*Exercise*: Which lines below hold the word "Files"? Copy all of them.

*Extracted records*:
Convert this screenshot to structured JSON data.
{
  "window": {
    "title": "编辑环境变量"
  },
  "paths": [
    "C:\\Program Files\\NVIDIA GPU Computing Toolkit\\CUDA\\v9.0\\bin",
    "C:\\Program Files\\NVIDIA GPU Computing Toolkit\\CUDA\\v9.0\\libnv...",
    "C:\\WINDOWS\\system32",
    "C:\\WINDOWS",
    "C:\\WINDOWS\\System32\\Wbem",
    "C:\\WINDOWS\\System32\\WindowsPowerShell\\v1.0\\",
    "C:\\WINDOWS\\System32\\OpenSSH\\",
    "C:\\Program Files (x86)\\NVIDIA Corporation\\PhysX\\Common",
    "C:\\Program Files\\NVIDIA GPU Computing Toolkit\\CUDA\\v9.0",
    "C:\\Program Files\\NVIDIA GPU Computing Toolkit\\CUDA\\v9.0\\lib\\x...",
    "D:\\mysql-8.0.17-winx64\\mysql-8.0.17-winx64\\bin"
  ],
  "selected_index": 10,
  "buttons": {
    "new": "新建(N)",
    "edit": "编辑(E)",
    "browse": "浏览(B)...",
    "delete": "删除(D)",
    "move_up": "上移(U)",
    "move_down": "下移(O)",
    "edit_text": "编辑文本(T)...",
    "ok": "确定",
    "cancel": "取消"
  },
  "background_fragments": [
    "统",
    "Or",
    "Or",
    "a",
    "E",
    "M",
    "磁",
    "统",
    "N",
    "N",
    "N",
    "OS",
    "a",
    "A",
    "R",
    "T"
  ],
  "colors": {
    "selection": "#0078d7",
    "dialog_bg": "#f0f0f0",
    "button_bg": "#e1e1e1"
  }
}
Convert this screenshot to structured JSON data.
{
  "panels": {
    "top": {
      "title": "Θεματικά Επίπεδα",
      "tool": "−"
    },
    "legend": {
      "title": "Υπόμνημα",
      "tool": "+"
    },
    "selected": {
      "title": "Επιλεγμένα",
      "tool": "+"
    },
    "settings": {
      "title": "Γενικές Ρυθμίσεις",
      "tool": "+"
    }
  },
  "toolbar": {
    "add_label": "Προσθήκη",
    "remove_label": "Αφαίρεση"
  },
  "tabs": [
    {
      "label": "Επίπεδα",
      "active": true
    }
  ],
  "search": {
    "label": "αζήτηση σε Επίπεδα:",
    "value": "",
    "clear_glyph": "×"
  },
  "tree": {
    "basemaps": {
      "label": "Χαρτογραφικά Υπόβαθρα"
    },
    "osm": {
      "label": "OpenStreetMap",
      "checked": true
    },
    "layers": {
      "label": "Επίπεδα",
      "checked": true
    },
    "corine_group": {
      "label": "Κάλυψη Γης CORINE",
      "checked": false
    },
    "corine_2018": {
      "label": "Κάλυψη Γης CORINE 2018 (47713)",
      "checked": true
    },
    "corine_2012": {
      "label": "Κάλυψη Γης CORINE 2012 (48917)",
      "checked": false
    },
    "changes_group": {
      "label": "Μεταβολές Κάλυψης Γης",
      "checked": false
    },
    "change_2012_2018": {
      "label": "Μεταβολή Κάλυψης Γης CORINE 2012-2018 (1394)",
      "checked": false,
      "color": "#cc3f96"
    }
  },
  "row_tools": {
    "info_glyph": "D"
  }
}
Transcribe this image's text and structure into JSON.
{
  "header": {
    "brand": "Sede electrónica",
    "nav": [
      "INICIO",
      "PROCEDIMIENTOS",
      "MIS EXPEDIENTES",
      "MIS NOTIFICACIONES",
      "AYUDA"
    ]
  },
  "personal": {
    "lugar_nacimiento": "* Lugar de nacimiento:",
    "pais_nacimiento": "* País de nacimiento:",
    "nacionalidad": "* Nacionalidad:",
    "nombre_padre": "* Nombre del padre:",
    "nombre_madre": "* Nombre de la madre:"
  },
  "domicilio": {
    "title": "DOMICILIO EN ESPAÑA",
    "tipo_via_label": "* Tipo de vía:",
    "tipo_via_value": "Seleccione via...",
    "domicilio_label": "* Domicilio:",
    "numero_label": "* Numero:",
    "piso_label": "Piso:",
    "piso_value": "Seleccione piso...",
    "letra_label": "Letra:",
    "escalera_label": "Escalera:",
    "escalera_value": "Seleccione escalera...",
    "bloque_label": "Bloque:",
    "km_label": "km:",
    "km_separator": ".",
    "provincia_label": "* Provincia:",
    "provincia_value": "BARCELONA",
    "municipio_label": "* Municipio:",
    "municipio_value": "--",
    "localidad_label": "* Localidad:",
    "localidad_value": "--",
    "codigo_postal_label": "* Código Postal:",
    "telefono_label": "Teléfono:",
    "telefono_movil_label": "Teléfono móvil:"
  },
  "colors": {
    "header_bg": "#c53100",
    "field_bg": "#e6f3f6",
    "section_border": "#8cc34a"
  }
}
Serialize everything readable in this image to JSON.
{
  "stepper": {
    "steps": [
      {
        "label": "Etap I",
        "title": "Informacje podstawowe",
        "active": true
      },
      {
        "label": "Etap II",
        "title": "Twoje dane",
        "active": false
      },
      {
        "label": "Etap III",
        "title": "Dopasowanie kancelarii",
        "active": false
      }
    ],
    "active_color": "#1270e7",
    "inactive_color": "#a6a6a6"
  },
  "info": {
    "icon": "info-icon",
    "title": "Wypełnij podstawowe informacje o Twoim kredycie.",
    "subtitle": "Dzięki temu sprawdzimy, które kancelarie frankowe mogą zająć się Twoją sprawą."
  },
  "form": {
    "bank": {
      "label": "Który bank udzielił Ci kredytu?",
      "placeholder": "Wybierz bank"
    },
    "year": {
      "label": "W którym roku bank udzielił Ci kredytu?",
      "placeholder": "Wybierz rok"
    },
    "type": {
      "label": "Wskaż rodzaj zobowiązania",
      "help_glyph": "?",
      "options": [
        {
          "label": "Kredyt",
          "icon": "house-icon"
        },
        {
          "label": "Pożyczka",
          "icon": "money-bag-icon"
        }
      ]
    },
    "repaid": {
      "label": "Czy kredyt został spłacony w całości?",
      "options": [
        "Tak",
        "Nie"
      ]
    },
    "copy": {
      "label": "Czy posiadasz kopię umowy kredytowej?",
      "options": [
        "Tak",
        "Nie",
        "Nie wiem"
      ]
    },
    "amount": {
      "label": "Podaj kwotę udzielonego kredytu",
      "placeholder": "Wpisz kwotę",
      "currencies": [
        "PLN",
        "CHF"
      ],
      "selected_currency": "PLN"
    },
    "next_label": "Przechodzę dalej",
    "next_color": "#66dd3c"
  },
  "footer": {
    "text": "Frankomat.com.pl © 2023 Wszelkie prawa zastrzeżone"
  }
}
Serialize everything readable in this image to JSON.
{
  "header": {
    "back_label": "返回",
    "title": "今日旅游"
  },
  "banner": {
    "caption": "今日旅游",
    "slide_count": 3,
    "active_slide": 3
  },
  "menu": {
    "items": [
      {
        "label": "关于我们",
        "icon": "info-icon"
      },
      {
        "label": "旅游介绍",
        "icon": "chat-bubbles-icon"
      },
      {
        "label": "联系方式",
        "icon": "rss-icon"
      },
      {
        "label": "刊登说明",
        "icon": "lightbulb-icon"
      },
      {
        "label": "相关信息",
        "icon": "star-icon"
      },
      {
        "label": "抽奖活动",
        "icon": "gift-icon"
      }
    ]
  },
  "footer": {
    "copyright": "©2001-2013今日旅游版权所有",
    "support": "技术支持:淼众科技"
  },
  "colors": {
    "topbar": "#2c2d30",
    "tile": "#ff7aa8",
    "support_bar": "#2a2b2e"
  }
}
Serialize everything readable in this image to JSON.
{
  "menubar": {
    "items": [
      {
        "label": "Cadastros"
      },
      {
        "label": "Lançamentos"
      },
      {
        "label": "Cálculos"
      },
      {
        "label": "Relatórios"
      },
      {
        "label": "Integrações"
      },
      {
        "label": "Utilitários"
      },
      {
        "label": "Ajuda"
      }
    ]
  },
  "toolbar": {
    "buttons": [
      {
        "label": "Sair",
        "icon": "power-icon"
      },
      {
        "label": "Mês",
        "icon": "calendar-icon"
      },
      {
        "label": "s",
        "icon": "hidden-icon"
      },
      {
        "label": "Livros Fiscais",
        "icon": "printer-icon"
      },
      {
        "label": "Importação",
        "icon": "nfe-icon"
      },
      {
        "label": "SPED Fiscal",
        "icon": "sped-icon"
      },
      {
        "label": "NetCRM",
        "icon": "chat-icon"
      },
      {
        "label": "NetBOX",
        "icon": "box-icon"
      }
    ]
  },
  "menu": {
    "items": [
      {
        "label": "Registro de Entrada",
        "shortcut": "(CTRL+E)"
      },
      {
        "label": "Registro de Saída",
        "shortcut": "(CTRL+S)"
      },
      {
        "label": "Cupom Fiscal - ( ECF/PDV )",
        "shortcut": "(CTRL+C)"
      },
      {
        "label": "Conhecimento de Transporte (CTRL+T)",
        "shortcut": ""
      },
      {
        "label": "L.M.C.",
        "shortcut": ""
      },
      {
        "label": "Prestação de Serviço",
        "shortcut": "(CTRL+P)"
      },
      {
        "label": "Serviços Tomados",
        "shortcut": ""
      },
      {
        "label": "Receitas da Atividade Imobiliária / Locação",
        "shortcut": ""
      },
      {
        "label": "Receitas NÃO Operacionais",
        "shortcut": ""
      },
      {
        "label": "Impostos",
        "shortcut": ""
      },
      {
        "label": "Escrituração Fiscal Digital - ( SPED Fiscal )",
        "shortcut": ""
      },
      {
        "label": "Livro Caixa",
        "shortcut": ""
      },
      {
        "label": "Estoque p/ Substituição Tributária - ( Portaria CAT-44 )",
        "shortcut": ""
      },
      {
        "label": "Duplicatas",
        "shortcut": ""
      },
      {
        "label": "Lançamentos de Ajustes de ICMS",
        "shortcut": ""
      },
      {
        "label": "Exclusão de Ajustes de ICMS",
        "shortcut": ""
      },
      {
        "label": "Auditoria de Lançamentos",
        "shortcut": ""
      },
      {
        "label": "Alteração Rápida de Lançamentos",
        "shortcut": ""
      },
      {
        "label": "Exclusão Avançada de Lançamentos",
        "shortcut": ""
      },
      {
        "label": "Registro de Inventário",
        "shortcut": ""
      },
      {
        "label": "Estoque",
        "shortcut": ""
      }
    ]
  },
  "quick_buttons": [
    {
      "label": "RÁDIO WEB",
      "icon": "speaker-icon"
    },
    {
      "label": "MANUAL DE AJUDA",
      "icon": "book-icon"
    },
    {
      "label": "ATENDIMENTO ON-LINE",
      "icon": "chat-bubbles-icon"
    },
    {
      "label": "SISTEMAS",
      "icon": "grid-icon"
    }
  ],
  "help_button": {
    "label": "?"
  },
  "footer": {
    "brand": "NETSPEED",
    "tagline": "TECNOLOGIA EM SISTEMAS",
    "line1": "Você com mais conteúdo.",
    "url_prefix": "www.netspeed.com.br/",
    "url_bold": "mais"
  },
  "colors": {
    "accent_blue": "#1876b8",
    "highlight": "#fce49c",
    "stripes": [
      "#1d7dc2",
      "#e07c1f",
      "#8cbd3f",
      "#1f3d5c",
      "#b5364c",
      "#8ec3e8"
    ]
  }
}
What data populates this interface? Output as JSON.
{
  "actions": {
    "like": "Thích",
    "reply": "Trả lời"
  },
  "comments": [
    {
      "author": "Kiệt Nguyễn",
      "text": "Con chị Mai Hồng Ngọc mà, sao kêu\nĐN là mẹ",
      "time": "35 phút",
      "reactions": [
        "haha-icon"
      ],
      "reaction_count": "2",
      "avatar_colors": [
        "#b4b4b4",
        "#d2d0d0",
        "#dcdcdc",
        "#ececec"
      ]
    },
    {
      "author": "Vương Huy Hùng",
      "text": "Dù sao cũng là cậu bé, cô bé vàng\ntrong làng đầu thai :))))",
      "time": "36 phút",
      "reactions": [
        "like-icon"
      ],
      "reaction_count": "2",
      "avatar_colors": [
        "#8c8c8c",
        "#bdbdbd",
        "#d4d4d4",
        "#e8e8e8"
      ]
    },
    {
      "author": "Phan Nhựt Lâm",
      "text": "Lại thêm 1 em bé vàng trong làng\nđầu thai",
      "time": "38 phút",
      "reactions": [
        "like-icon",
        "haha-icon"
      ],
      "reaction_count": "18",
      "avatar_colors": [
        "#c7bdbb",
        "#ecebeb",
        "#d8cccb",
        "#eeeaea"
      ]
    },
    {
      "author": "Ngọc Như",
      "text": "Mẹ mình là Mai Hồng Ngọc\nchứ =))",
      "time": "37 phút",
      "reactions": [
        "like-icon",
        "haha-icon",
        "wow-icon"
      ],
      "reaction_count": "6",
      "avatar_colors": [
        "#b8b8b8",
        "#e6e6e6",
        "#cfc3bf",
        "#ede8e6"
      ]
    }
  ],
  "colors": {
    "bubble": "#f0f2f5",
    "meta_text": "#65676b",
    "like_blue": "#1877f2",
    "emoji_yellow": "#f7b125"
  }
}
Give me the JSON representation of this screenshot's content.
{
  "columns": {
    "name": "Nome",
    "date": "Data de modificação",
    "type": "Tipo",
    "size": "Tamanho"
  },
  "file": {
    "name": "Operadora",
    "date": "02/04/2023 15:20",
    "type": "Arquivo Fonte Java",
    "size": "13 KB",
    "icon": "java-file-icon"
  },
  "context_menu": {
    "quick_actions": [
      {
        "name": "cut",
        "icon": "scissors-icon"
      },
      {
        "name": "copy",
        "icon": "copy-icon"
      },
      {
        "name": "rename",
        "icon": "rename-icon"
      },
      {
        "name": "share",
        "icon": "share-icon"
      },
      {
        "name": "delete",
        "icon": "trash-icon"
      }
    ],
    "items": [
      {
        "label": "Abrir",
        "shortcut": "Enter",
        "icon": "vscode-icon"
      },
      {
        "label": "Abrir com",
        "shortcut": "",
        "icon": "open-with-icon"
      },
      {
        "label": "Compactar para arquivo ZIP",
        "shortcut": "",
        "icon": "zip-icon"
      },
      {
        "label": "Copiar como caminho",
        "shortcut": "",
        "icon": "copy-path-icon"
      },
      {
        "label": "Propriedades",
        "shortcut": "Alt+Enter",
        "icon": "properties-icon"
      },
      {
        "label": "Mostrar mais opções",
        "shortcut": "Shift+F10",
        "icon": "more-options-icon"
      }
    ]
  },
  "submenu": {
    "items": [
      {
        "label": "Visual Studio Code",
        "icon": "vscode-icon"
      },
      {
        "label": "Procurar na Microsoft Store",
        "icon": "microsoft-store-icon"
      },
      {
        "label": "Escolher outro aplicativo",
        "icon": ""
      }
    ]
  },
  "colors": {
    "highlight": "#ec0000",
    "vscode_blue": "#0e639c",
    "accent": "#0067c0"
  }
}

*Exercise solution*:
    "C:\\Program Files\\NVIDIA GPU Computing Toolkit\\CUDA\\v9.0\\bin",
    "C:\\Program Files\\NVIDIA GPU Computing Toolkit\\CUDA\\v9.0\\libnv...",
    "C:\\Program Files (x86)\\NVIDIA Corporation\\PhysX\\Common",
    "C:\\Program Files\\NVIDIA GPU Computing Toolkit\\CUDA\\v9.0",
    "C:\\Program Files\\NVIDIA GPU Computing Toolkit\\CUDA\\v9.0\\lib\\x...",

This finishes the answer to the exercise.